Return each entry exactly, with none missing.

Dataset records:
+ + + + + + +

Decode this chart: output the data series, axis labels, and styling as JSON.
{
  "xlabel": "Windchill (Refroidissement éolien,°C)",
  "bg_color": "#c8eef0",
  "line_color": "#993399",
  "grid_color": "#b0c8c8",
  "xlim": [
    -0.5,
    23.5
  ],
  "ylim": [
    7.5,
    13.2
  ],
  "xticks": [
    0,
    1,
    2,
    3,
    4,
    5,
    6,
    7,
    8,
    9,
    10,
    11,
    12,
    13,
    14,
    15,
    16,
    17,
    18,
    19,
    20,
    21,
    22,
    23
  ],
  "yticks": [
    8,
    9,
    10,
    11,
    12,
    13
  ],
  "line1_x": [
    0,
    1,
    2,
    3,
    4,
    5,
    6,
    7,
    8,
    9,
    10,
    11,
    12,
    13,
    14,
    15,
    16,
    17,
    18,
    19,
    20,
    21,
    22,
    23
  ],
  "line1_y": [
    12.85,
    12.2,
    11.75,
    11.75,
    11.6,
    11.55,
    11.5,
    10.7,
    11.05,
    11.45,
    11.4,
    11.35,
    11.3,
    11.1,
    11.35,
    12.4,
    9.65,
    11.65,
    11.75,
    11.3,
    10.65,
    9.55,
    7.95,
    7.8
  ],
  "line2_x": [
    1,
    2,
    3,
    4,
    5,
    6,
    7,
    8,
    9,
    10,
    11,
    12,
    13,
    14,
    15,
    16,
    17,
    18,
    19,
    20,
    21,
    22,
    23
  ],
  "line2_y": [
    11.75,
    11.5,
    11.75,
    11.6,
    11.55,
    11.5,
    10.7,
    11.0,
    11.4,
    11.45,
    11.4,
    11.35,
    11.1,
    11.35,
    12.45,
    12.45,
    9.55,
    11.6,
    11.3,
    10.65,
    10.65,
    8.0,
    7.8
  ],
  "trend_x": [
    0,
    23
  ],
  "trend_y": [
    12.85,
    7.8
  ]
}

+ + + + + + +

TASK RESULT ::
Decode this chart: output the data series, axis labels, and styling as JSON.
{
  "xlabel": "Windchill (Refroidissement éolien,°C)",
  "bg_color": "#c8eef0",
  "line_color": "#993399",
  "grid_color": "#b0c8c8",
  "xlim": [
    -0.5,
    23.5
  ],
  "ylim": [
    7.5,
    13.2
  ],
  "xticks": [
    0,
    1,
    2,
    3,
    4,
    5,
    6,
    7,
    8,
    9,
    10,
    11,
    12,
    13,
    14,
    15,
    16,
    17,
    18,
    19,
    20,
    21,
    22,
    23
  ],
  "yticks": [
    8,
    9,
    10,
    11,
    12,
    13
  ],
  "line1_x": [
    0,
    1,
    2,
    3,
    4,
    5,
    6,
    7,
    8,
    9,
    10,
    11,
    12,
    13,
    14,
    15,
    16,
    17,
    18,
    19,
    20,
    21,
    22,
    23
  ],
  "line1_y": [
    12.85,
    12.2,
    11.75,
    11.75,
    11.6,
    11.55,
    11.5,
    10.7,
    11.05,
    11.45,
    11.4,
    11.35,
    11.3,
    11.1,
    11.35,
    12.4,
    9.65,
    11.65,
    11.75,
    11.3,
    10.65,
    9.55,
    7.95,
    7.8
  ],
  "line2_x": [
    1,
    2,
    3,
    4,
    5,
    6,
    7,
    8,
    9,
    10,
    11,
    12,
    13,
    14,
    15,
    16,
    17,
    18,
    19,
    20,
    21,
    22,
    23
  ],
  "line2_y": [
    11.75,
    11.5,
    11.75,
    11.6,
    11.55,
    11.5,
    10.7,
    11.0,
    11.4,
    11.45,
    11.4,
    11.35,
    11.1,
    11.35,
    12.45,
    12.45,
    9.55,
    11.6,
    11.3,
    10.65,
    10.65,
    8.0,
    7.8
  ],
  "trend_x": [
    0,
    23
  ],
  "trend_y": [
    12.85,
    7.8
  ]
}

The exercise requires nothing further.